Rows from a figure dataset:
◇ ◇ ◇

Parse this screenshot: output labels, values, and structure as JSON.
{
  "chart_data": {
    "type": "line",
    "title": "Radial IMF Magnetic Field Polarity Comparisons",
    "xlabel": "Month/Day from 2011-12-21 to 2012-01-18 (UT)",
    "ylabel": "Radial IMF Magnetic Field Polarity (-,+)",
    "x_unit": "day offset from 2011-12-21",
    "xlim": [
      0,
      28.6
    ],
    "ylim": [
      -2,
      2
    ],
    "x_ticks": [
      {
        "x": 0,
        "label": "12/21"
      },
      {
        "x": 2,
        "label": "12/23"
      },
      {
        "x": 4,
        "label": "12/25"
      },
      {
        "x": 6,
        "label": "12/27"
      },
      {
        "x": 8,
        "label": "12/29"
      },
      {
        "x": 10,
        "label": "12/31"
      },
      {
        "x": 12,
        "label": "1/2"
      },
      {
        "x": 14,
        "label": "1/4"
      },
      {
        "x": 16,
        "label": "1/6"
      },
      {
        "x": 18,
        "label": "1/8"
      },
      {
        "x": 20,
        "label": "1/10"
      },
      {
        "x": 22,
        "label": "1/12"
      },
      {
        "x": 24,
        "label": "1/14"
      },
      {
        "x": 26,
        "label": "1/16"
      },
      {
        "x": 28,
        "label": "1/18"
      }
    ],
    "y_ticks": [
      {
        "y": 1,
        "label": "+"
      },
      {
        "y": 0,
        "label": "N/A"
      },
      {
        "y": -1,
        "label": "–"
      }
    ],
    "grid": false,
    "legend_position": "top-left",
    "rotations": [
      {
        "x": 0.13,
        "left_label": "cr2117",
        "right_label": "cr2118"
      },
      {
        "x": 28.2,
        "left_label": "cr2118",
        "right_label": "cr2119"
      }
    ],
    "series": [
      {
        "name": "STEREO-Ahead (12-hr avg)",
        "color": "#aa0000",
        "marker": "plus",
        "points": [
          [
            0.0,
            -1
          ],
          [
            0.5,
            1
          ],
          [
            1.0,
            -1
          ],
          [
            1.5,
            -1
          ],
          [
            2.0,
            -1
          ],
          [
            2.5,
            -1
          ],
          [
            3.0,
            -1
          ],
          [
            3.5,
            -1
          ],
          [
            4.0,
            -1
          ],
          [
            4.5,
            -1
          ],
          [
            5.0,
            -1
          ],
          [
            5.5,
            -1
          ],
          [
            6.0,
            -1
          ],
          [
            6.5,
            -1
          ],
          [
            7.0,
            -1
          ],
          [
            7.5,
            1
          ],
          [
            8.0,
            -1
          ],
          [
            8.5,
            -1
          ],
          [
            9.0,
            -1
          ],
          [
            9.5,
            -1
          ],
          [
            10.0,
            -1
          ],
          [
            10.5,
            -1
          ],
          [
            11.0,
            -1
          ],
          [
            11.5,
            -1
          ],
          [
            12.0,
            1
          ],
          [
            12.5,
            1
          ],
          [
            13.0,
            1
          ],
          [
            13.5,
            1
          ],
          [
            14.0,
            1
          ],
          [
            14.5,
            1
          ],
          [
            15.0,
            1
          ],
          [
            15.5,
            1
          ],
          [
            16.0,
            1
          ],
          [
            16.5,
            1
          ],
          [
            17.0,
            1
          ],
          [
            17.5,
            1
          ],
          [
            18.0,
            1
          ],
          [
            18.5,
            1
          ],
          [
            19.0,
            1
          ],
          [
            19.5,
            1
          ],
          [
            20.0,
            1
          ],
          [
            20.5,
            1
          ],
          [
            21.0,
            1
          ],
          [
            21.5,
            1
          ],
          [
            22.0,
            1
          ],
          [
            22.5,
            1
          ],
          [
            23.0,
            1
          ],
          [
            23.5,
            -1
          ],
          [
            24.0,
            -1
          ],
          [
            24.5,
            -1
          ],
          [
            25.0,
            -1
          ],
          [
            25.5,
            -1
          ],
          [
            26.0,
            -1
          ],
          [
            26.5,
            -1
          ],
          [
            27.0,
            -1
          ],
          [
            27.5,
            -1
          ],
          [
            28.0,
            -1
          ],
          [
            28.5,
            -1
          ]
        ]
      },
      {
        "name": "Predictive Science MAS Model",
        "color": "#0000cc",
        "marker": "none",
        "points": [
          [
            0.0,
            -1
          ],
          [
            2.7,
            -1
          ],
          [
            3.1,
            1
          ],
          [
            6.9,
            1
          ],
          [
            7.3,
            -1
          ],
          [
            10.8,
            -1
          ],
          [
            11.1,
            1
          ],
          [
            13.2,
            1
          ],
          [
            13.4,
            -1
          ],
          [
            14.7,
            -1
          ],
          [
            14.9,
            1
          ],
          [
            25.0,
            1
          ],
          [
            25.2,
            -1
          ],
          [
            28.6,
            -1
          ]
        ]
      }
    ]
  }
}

◇ ◇ ◇

Aim of the task: Extract the listing in its entirety and repeat it exactly.

Exercise result:
Parse this screenshot: output labels, values, and structure as JSON.
{
  "chart_data": {
    "type": "line",
    "title": "Radial IMF Magnetic Field Polarity Comparisons",
    "xlabel": "Month/Day from 2011-12-21 to 2012-01-18 (UT)",
    "ylabel": "Radial IMF Magnetic Field Polarity (-,+)",
    "x_unit": "day offset from 2011-12-21",
    "xlim": [
      0,
      28.6
    ],
    "ylim": [
      -2,
      2
    ],
    "x_ticks": [
      {
        "x": 0,
        "label": "12/21"
      },
      {
        "x": 2,
        "label": "12/23"
      },
      {
        "x": 4,
        "label": "12/25"
      },
      {
        "x": 6,
        "label": "12/27"
      },
      {
        "x": 8,
        "label": "12/29"
      },
      {
        "x": 10,
        "label": "12/31"
      },
      {
        "x": 12,
        "label": "1/2"
      },
      {
        "x": 14,
        "label": "1/4"
      },
      {
        "x": 16,
        "label": "1/6"
      },
      {
        "x": 18,
        "label": "1/8"
      },
      {
        "x": 20,
        "label": "1/10"
      },
      {
        "x": 22,
        "label": "1/12"
      },
      {
        "x": 24,
        "label": "1/14"
      },
      {
        "x": 26,
        "label": "1/16"
      },
      {
        "x": 28,
        "label": "1/18"
      }
    ],
    "y_ticks": [
      {
        "y": 1,
        "label": "+"
      },
      {
        "y": 0,
        "label": "N/A"
      },
      {
        "y": -1,
        "label": "–"
      }
    ],
    "grid": false,
    "legend_position": "top-left",
    "rotations": [
      {
        "x": 0.13,
        "left_label": "cr2117",
        "right_label": "cr2118"
      },
      {
        "x": 28.2,
        "left_label": "cr2118",
        "right_label": "cr2119"
      }
    ],
    "series": [
      {
        "name": "STEREO-Ahead (12-hr avg)",
        "color": "#aa0000",
        "marker": "plus",
        "points": [
          [
            0.0,
            -1
          ],
          [
            0.5,
            1
          ],
          [
            1.0,
            -1
          ],
          [
            1.5,
            -1
          ],
          [
            2.0,
            -1
          ],
          [
            2.5,
            -1
          ],
          [
            3.0,
            -1
          ],
          [
            3.5,
            -1
          ],
          [
            4.0,
            -1
          ],
          [
            4.5,
            -1
          ],
          [
            5.0,
            -1
          ],
          [
            5.5,
            -1
          ],
          [
            6.0,
            -1
          ],
          [
            6.5,
            -1
          ],
          [
            7.0,
            -1
          ],
          [
            7.5,
            1
          ],
          [
            8.0,
            -1
          ],
          [
            8.5,
            -1
          ],
          [
            9.0,
            -1
          ],
          [
            9.5,
            -1
          ],
          [
            10.0,
            -1
          ],
          [
            10.5,
            -1
          ],
          [
            11.0,
            -1
          ],
          [
            11.5,
            -1
          ],
          [
            12.0,
            1
          ],
          [
            12.5,
            1
          ],
          [
            13.0,
            1
          ],
          [
            13.5,
            1
          ],
          [
            14.0,
            1
          ],
          [
            14.5,
            1
          ],
          [
            15.0,
            1
          ],
          [
            15.5,
            1
          ],
          [
            16.0,
            1
          ],
          [
            16.5,
            1
          ],
          [
            17.0,
            1
          ],
          [
            17.5,
            1
          ],
          [
            18.0,
            1
          ],
          [
            18.5,
            1
          ],
          [
            19.0,
            1
          ],
          [
            19.5,
            1
          ],
          [
            20.0,
            1
          ],
          [
            20.5,
            1
          ],
          [
            21.0,
            1
          ],
          [
            21.5,
            1
          ],
          [
            22.0,
            1
          ],
          [
            22.5,
            1
          ],
          [
            23.0,
            1
          ],
          [
            23.5,
            -1
          ],
          [
            24.0,
            -1
          ],
          [
            24.5,
            -1
          ],
          [
            25.0,
            -1
          ],
          [
            25.5,
            -1
          ],
          [
            26.0,
            -1
          ],
          [
            26.5,
            -1
          ],
          [
            27.0,
            -1
          ],
          [
            27.5,
            -1
          ],
          [
            28.0,
            -1
          ],
          [
            28.5,
            -1
          ]
        ]
      },
      {
        "name": "Predictive Science MAS Model",
        "color": "#0000cc",
        "marker": "none",
        "points": [
          [
            0.0,
            -1
          ],
          [
            2.7,
            -1
          ],
          [
            3.1,
            1
          ],
          [
            6.9,
            1
          ],
          [
            7.3,
            -1
          ],
          [
            10.8,
            -1
          ],
          [
            11.1,
            1
          ],
          [
            13.2,
            1
          ],
          [
            13.4,
            -1
          ],
          [
            14.7,
            -1
          ],
          [
            14.9,
            1
          ],
          [
            25.0,
            1
          ],
          [
            25.2,
            -1
          ],
          [
            28.6,
            -1
          ]
        ]
      }
    ]
  }
}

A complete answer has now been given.